> Set problem
What is the number of lines containing the word "Disorders"? Give that number alone.

> Exercise data
START

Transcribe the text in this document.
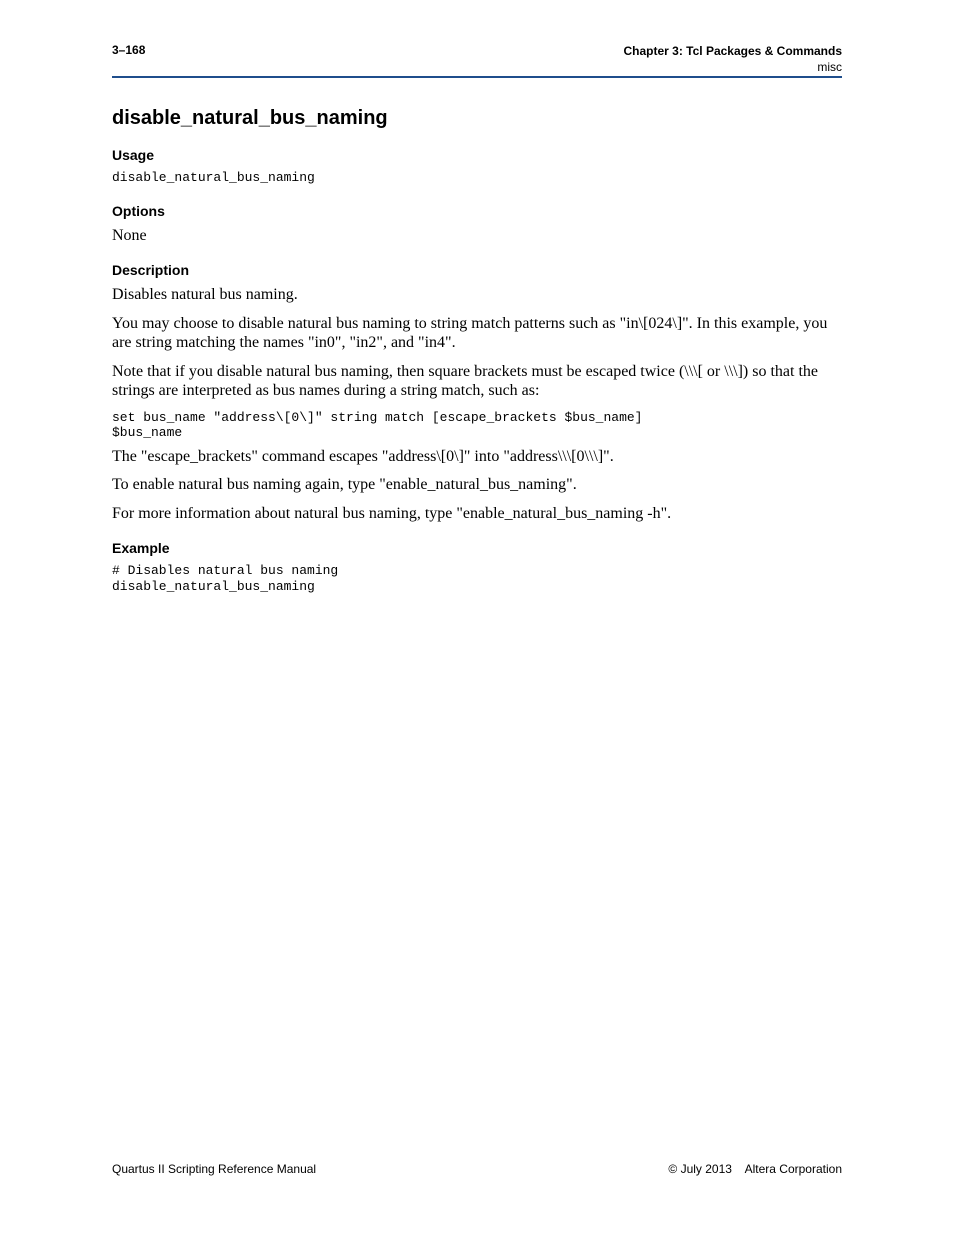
3–168	Chapter 3: Tcl Packages & Commands
misc
disable_natural_bus_naming
Usage
disable_natural_bus_naming
Options

None

Description

Disables natural bus naming.

You may choose to disable natural bus naming to string match patterns such as "in\[024\]". In this example, you are string matching the names "in0", "in2", and "in4".

Note that if you disable natural bus naming, then square brackets must be escaped twice (\\\[ or \\\]) so that the strings are interpreted as bus names during a string match, such as:

set bus_name "address\[0\]" string match [escape_brackets $bus_name]
$bus_name

The "escape_brackets" command escapes "address\[0\]" into "address\\\[0\\\]".

To enable natural bus naming again, type "enable_natural_bus_naming".

For more information about natural bus naming, type "enable_natural_bus_naming -h".

Example
# Disables natural bus naming
disable_natural_bus_naming
Quartus II Scripting Reference Manual	© July 2013    Altera Corporation
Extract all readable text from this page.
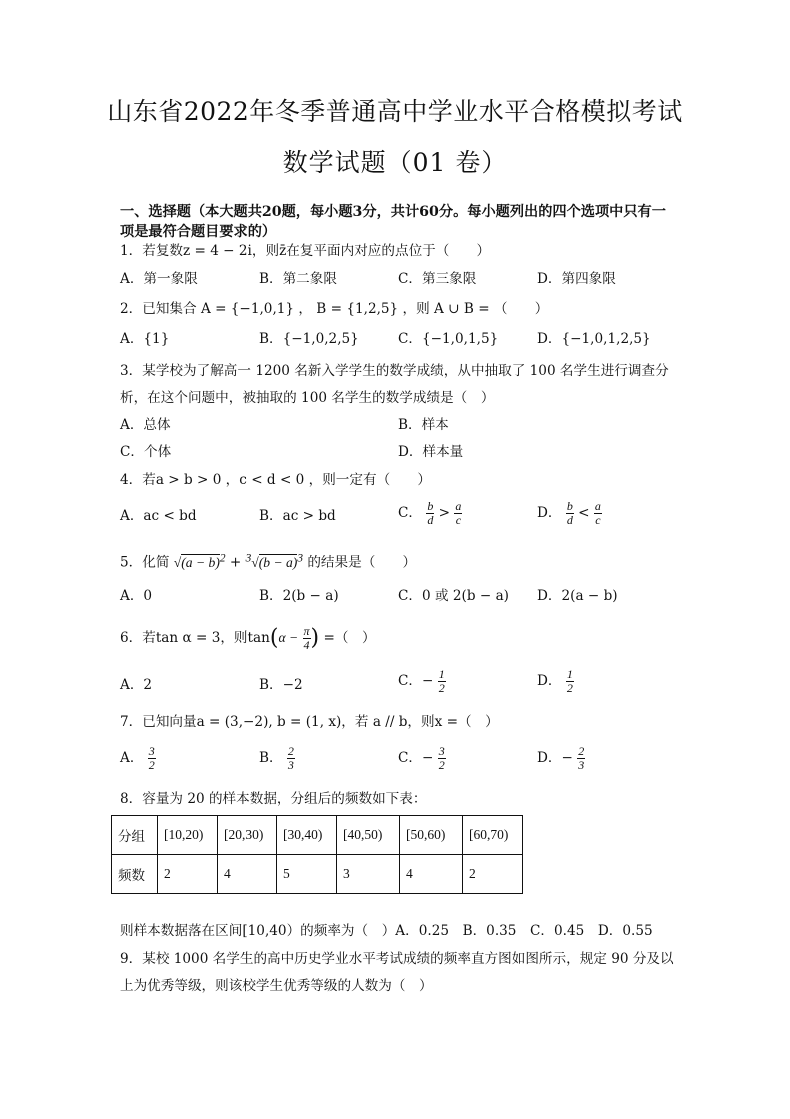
山东省2022年冬季普通高中学业水平合格模拟考试
数学试题（01 卷）
一、选择题（本大题共20题，每小题3分，共计60分。每小题列出的四个选项中只有一项是最符合题目要求的）
1．若复数z = 4 − 2i，则z̄在复平面内对应的点位于（　　）
A．第一象限	B．第二象限	C．第三象限	D．第四象限
2．已知集合 A = {−1,0,1} ， B = {1,2,5} ，则 A ∪ B = （　　）
A．{1}	B．{−1,0,2,5}	C．{−1,0,1,5}	D．{−1,0,1,2,5}
3．某学校为了解高一 1200 名新入学学生的数学成绩，从中抽取了 100 名学生进行调查分
析，在这个问题中，被抽取的 100 名学生的数学成绩是（　）
A．总体	B．样本
C．个体	D．样本量
4．若a > b > 0 ，c < d < 0 ，则一定有（　　）
A．ac < bd	B．ac > bd	C． $\frac{b}{d} > \frac{a}{c}$	D． $\frac{b}{d} < \frac{a}{c}$
5．化简 $√(a - b)^2 + ^3√(b - a)^3$ 的结果是（　　）
A．0	B．2(b − a)	C．0 或 2(b − a) D．2(a − b)
6．若tan α = 3，则$\tan(\alpha - \frac{\pi}{4}$ ) =（　）
A．2	B．−2	C．− $\frac{1}{2}$	D． $\frac{1}{2}$
7．已知向量a = (3,−2), b = (1, x)，若 a // b，则x =（　）
A． $\frac{3}{2}$	B． $\frac{2}{3}$	C．− $\frac{3}{2}$	D．− $\frac{2}{3}$
8．容量为 20 的样本数据，分组后的频数如下表：
分组	[10,20)	[20,30)	[30,40)	[40,50)	[50,60)	[60,70)
频数	2	4	5	3	4	2
则样本数据落在区间[10,40）的频率为（　）A．0.25　B．0.35　C．0.45　D．0.55
9．某校 1000 名学生的高中历史学业水平考试成绩的频率直方图如图所示，规定 90 分及以
上为优秀等级，则该校学生优秀等级的人数为（　）
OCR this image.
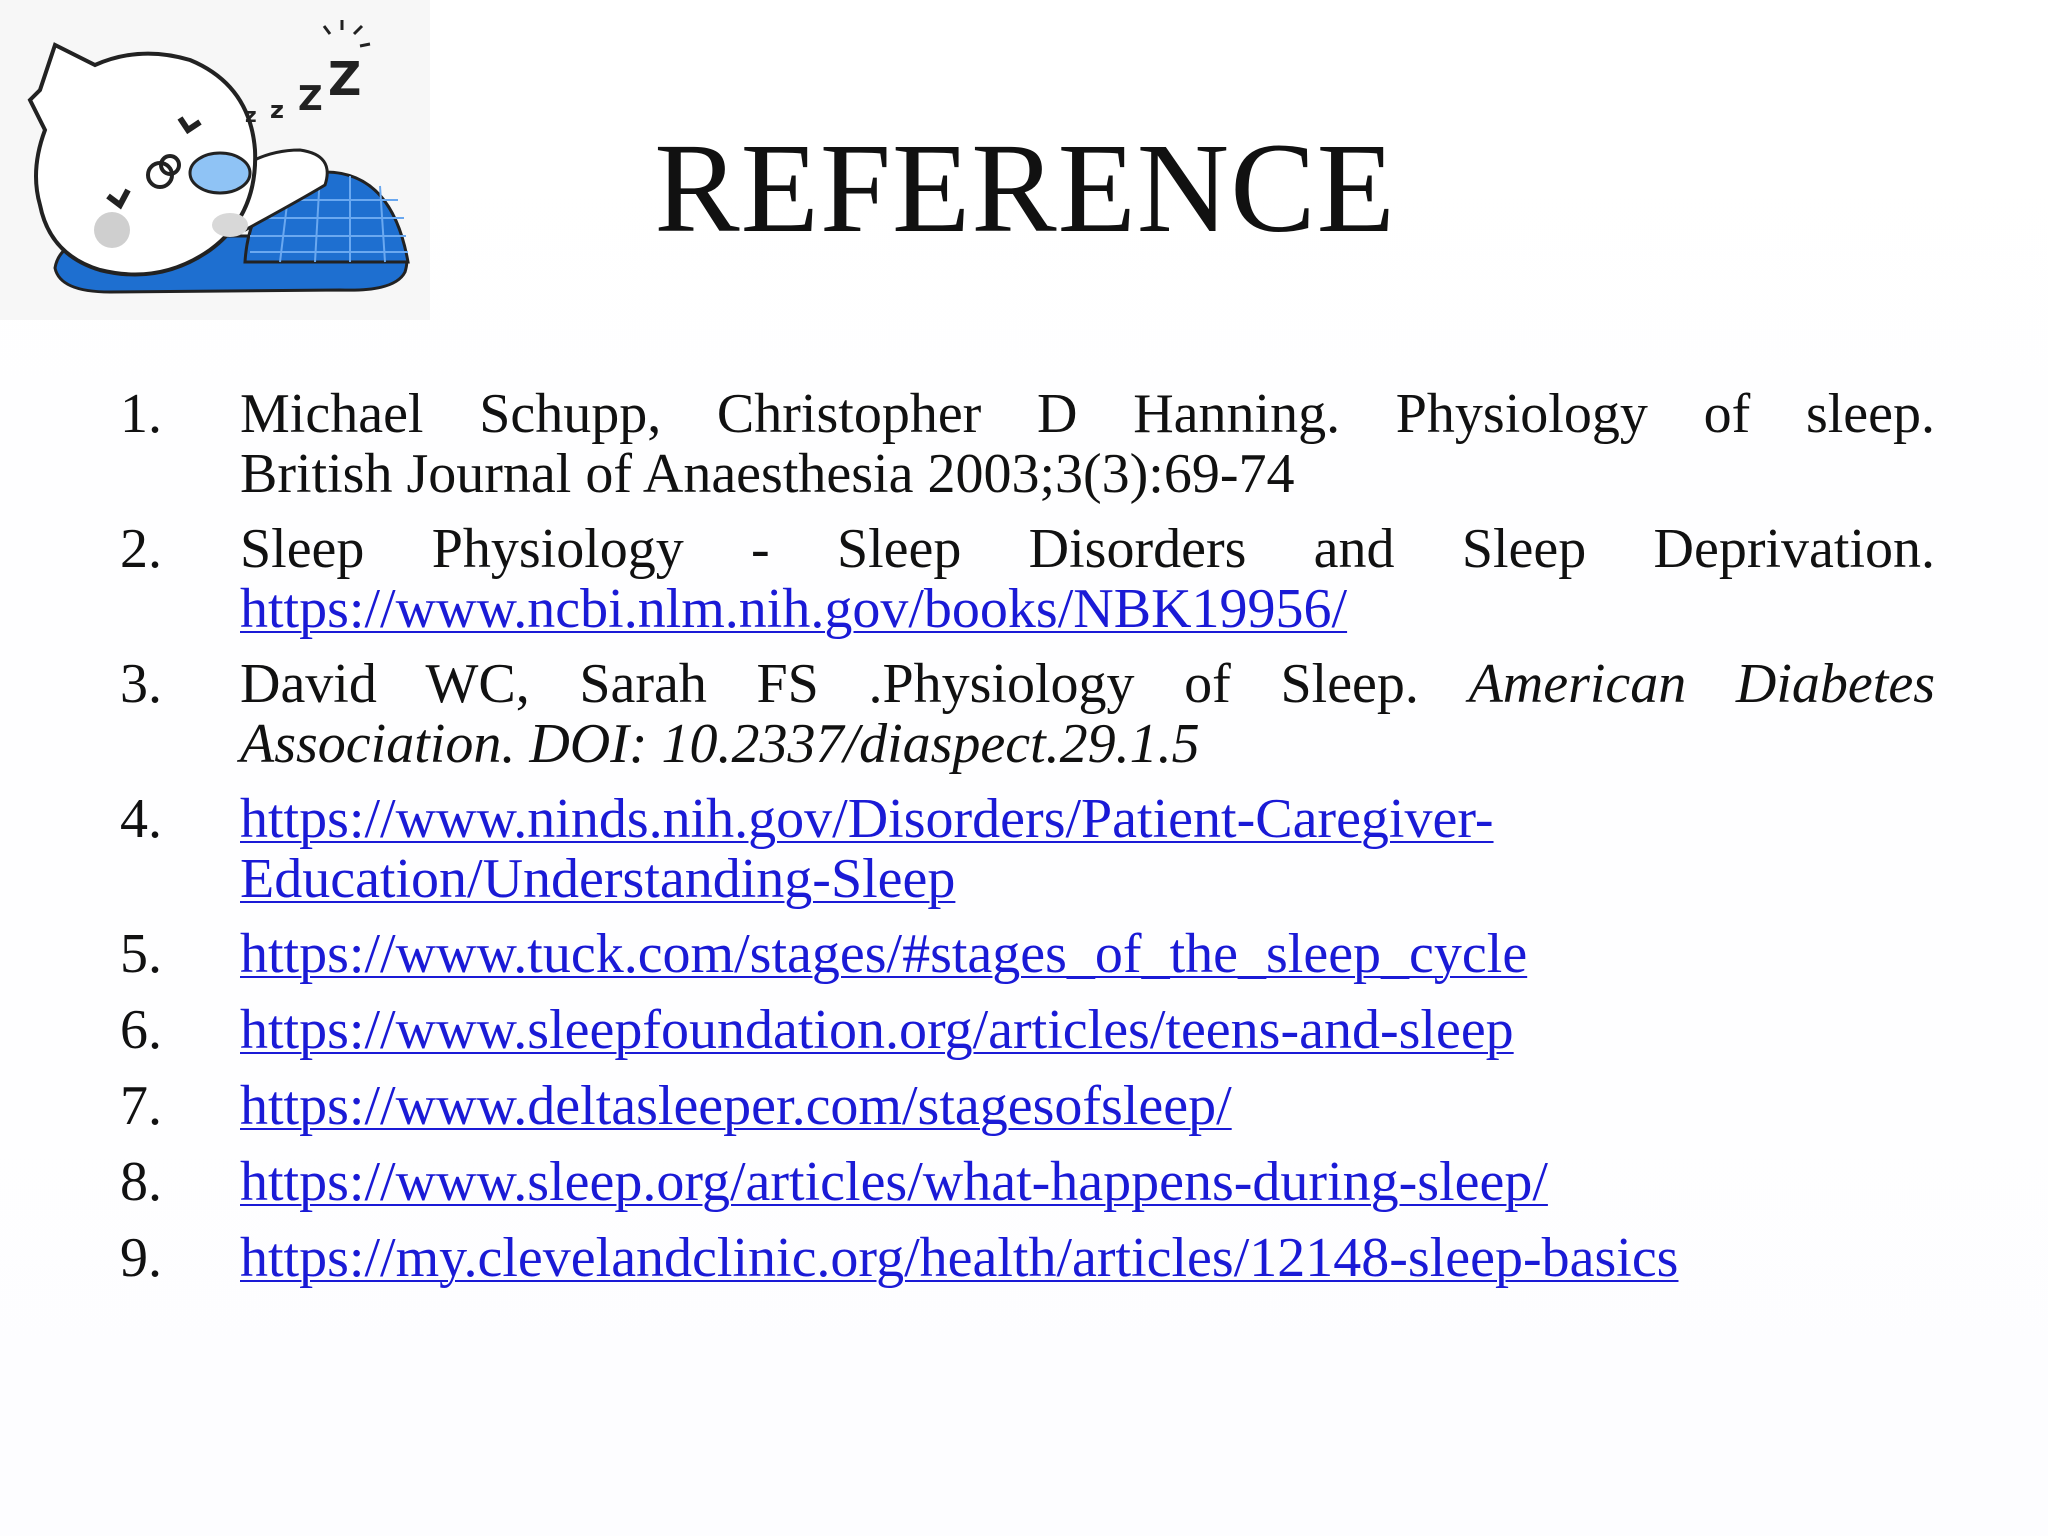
z z Z Z
REFERENCE
1.	Michael Schupp, Christopher D Hanning. Physiology of sleep.
British Journal of Anaesthesia 2003;3(3):69-74
2.	Sleep Physiology - Sleep Disorders and Sleep Deprivation.
https://www.ncbi.nlm.nih.gov/books/NBK19956/
3.	David WC, Sarah FS .Physiology of Sleep. American Diabetes Association. DOI: 10.2337/diaspect.29.1.5
4.	https://www.ninds.nih.gov/Disorders/Patient-Caregiver-
Education/Understanding-Sleep
5.	https://www.tuck.com/stages/#stages_of_the_sleep_cycle
6.	https://www.sleepfoundation.org/articles/teens-and-sleep
7.	https://www.deltasleeper.com/stagesofsleep/
8.	https://www.sleep.org/articles/what-happens-during-sleep/
9.	https://my.clevelandclinic.org/health/articles/12148-sleep-basics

END

> Answer for this exercise
2